(Element boundary records)
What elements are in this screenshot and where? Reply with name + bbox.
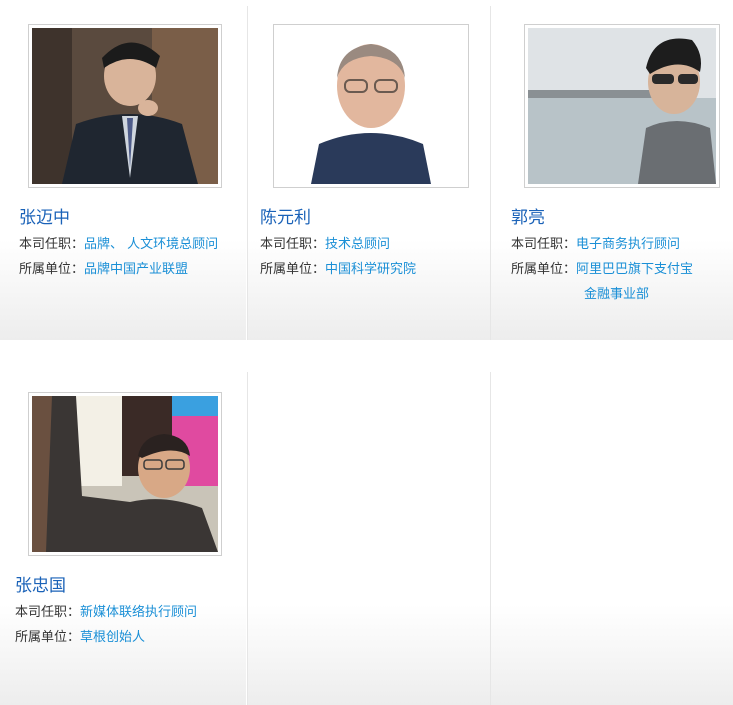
advisor-position: 本司任职：技术总顾问 (260, 233, 390, 252)
affiliation-label: 所属单位： (511, 262, 577, 277)
portrait-image (528, 28, 716, 184)
advisor-name[interactable]: 陈元利 (260, 203, 311, 228)
position-value[interactable]: 技术总顾问 (325, 237, 390, 252)
position-label: 本司任职： (15, 605, 81, 620)
position-value[interactable]: 电子商务执行顾问 (576, 237, 680, 252)
advisor-photo[interactable] (28, 392, 222, 556)
advisor-name[interactable]: 张忠国 (15, 571, 66, 596)
affiliation-value-line2[interactable]: 金融事业部 (584, 287, 649, 302)
advisor-name[interactable]: 张迈中 (19, 203, 70, 228)
portrait-image (32, 396, 218, 552)
affiliation-value[interactable]: 阿里巴巴旗下支付宝 (576, 262, 693, 277)
advisor-card: 郭亮 本司任职：电子商务执行顾问 所属单位：阿里巴巴旗下支付宝 金融事业部 (490, 6, 733, 340)
affiliation-value[interactable]: 中国科学研究院 (325, 262, 416, 277)
position-label: 本司任职： (19, 237, 85, 252)
affiliation-label: 所属单位： (260, 262, 326, 277)
advisor-position: 本司任职：电子商务执行顾问 (511, 233, 680, 252)
advisor-affiliation: 所属单位：中国科学研究院 (260, 258, 416, 277)
advisor-affiliation: 所属单位：草根创始人 (15, 626, 145, 645)
position-label: 本司任职： (260, 237, 326, 252)
affiliation-label: 所属单位： (19, 262, 85, 277)
advisor-card: 张忠国 本司任职：新媒体联络执行顾问 所属单位：草根创始人 (0, 372, 246, 705)
portrait-image (32, 28, 218, 184)
advisor-card: 张迈中 本司任职：品牌、 人文环境总顾问 所属单位：品牌中国产业联盟 (0, 6, 246, 340)
advisor-position: 本司任职：品牌、 人文环境总顾问 (19, 233, 218, 252)
advisor-name[interactable]: 郭亮 (511, 203, 545, 228)
empty-card (490, 372, 733, 705)
portrait-image (277, 28, 465, 184)
advisor-affiliation: 所属单位：品牌中国产业联盟 (19, 258, 188, 277)
advisor-photo[interactable] (273, 24, 469, 188)
advisor-row-1: 张迈中 本司任职：品牌、 人文环境总顾问 所属单位：品牌中国产业联盟 陈元利 本… (0, 6, 733, 340)
affiliation-label: 所属单位： (15, 630, 81, 645)
empty-card (247, 372, 490, 705)
position-label: 本司任职： (511, 237, 577, 252)
advisor-photo[interactable] (28, 24, 222, 188)
advisor-position: 本司任职：新媒体联络执行顾问 (15, 601, 197, 620)
affiliation-value[interactable]: 草根创始人 (80, 630, 145, 645)
advisor-card: 陈元利 本司任职：技术总顾问 所属单位：中国科学研究院 (247, 6, 490, 340)
position-value[interactable]: 品牌、 人文环境总顾问 (84, 237, 218, 252)
advisor-row-2: 张忠国 本司任职：新媒体联络执行顾问 所属单位：草根创始人 (0, 372, 733, 705)
advisor-affiliation-continued: 金融事业部 (584, 283, 649, 302)
advisor-photo[interactable] (524, 24, 720, 188)
advisor-affiliation: 所属单位：阿里巴巴旗下支付宝 (511, 258, 693, 277)
position-value[interactable]: 新媒体联络执行顾问 (80, 605, 197, 620)
affiliation-value[interactable]: 品牌中国产业联盟 (84, 262, 188, 277)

§ **Problem to solve**:
Reproduce every line of the records above word for word, omitting the picture placeholders.

§ **Worked solution**:
What elements are in this screenshot and where? Reply with name + bbox.
advisor-position: 本司任职：技术总顾问 (260, 233, 390, 252)
affiliation-label: 所属单位： (511, 262, 577, 277)
portrait-image (528, 28, 716, 184)
advisor-name[interactable]: 陈元利 (260, 203, 311, 228)
position-value[interactable]: 技术总顾问 (325, 237, 390, 252)
position-label: 本司任职： (15, 605, 81, 620)
position-value[interactable]: 电子商务执行顾问 (576, 237, 680, 252)
advisor-photo[interactable] (28, 392, 222, 556)
advisor-name[interactable]: 张忠国 (15, 571, 66, 596)
affiliation-value-line2[interactable]: 金融事业部 (584, 287, 649, 302)
advisor-name[interactable]: 张迈中 (19, 203, 70, 228)
portrait-image (32, 396, 218, 552)
affiliation-value[interactable]: 阿里巴巴旗下支付宝 (576, 262, 693, 277)
advisor-card: 郭亮 本司任职：电子商务执行顾问 所属单位：阿里巴巴旗下支付宝 金融事业部 (490, 6, 733, 340)
affiliation-value[interactable]: 中国科学研究院 (325, 262, 416, 277)
position-label: 本司任职： (19, 237, 85, 252)
affiliation-label: 所属单位： (260, 262, 326, 277)
advisor-position: 本司任职：电子商务执行顾问 (511, 233, 680, 252)
advisor-affiliation: 所属单位：中国科学研究院 (260, 258, 416, 277)
advisor-affiliation: 所属单位：草根创始人 (15, 626, 145, 645)
position-label: 本司任职： (260, 237, 326, 252)
affiliation-label: 所属单位： (19, 262, 85, 277)
advisor-card: 张忠国 本司任职：新媒体联络执行顾问 所属单位：草根创始人 (0, 372, 246, 705)
portrait-image (32, 28, 218, 184)
advisor-card: 张迈中 本司任职：品牌、 人文环境总顾问 所属单位：品牌中国产业联盟 (0, 6, 246, 340)
advisor-position: 本司任职：品牌、 人文环境总顾问 (19, 233, 218, 252)
advisor-name[interactable]: 郭亮 (511, 203, 545, 228)
empty-card (490, 372, 733, 705)
portrait-image (277, 28, 465, 184)
advisor-affiliation: 所属单位：品牌中国产业联盟 (19, 258, 188, 277)
advisor-photo[interactable] (273, 24, 469, 188)
advisor-row-1: 张迈中 本司任职：品牌、 人文环境总顾问 所属单位：品牌中国产业联盟 陈元利 本… (0, 6, 733, 340)
affiliation-label: 所属单位： (15, 630, 81, 645)
empty-card (247, 372, 490, 705)
position-label: 本司任职： (511, 237, 577, 252)
advisor-photo[interactable] (28, 24, 222, 188)
advisor-position: 本司任职：新媒体联络执行顾问 (15, 601, 197, 620)
affiliation-value[interactable]: 草根创始人 (80, 630, 145, 645)
advisor-card: 陈元利 本司任职：技术总顾问 所属单位：中国科学研究院 (247, 6, 490, 340)
position-value[interactable]: 品牌、 人文环境总顾问 (84, 237, 218, 252)
advisor-row-2: 张忠国 本司任职：新媒体联络执行顾问 所属单位：草根创始人 (0, 372, 733, 705)
advisor-affiliation-continued: 金融事业部 (584, 283, 649, 302)
advisor-photo[interactable] (524, 24, 720, 188)
advisor-affiliation: 所属单位：阿里巴巴旗下支付宝 (511, 258, 693, 277)
position-value[interactable]: 新媒体联络执行顾问 (80, 605, 197, 620)
affiliation-value[interactable]: 品牌中国产业联盟 (84, 262, 188, 277)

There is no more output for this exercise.